• **Set exercise**: Pull out every line of the listing below where "page" appears.
........
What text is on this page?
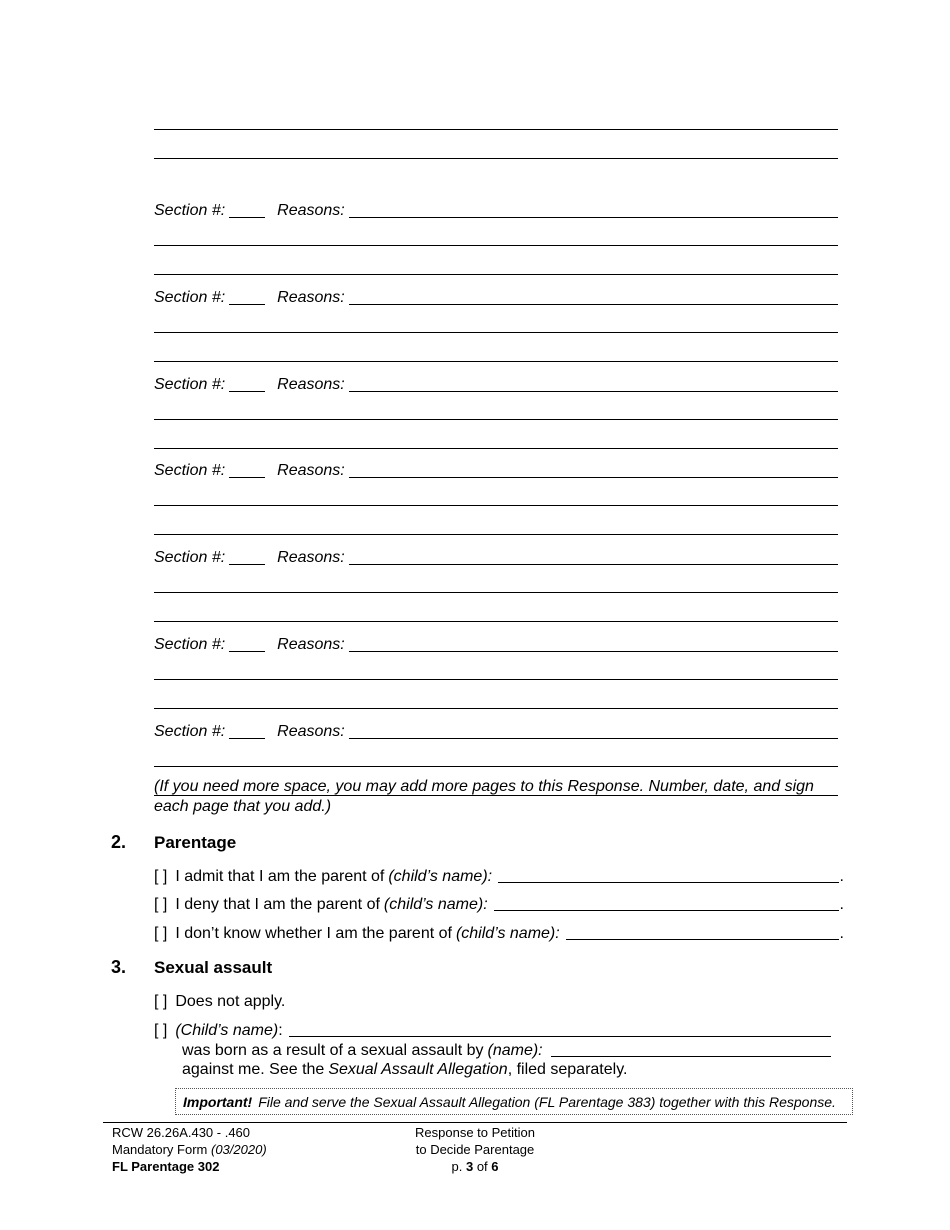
Section #:	Reasons:
Section #:	Reasons:
Section #:	Reasons:
Section #:	Reasons:
Section #:	Reasons:
Section #:	Reasons:
Section #:	Reasons:
(If you need more space, you may add more pages to this Response. Number, date, and sign each page that you add.)
2. Parentage
[ ] I admit that I am the parent of (child’s name):	.
[ ] I deny that I am the parent of (child’s name):	.
[ ] I don’t know whether I am the parent of (child’s name):	.
3. Sexual assault
[ ] Does not apply.
[ ] (Child’s name) :
was born as a result of a sexual assault by (name):
against me. See the Sexual Assault Allegation , filed separately.
Important! File and serve the Sexual Assault Allegation (FL Parentage 383) together with this Response.
RCW 26.26A.430 - .460
Mandatory Form (03/2020)
FL Parentage 302
Response to Petition
to Decide Parentage
p. 3 of 6
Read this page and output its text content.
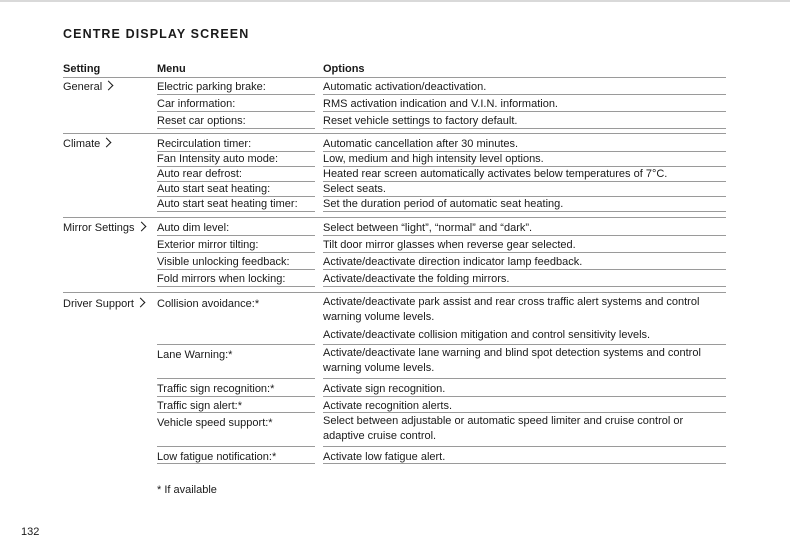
CENTRE DISPLAY SCREEN
Setting	Menu	Options
General	Electric parking brake:	Automatic activation/deactivation.
Car information:	RMS activation indication and V.I.N. information.
Reset car options:	Reset vehicle settings to factory default.
Climate	Recirculation timer:	Automatic cancellation after 30 minutes.
Fan Intensity auto mode:	Low, medium and high intensity level options.
Auto rear defrost:	Heated rear screen automatically activates below temperatures of 7°C.
Auto start seat heating:	Select seats.
Auto start seat heating timer: Set the duration period of automatic seat heating.
Mirror Settings	Auto dim level:	Select between “light”, “normal” and “dark”.
Exterior mirror tilting:	Tilt door mirror glasses when reverse gear selected.
Visible unlocking feedback:	Activate/deactivate direction indicator lamp feedback.
Fold mirrors when locking:	Activate/deactivate the folding mirrors.
Driver Support	Collision avoidance:*	Activate/deactivate park assist and rear cross traffic alert systems and control warning volume levels.
Activate/deactivate collision mitigation and control sensitivity levels.
Lane Warning:*	Activate/deactivate lane warning and blind spot detection systems and control warning volume levels.
Traffic sign recognition:*	Activate sign recognition.
Traffic sign alert:*	Activate recognition alerts.
Vehicle speed support:*	Select between adjustable or automatic speed limiter and cruise control or adaptive cruise control.
Low fatigue notification:*	Activate low fatigue alert.
* If available
132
........
• **Written response**:
What text is on this page?
(If you need more space, you may add more pages to this Response. Number, date, and sign each page that you add.)
Read this page and output its text content.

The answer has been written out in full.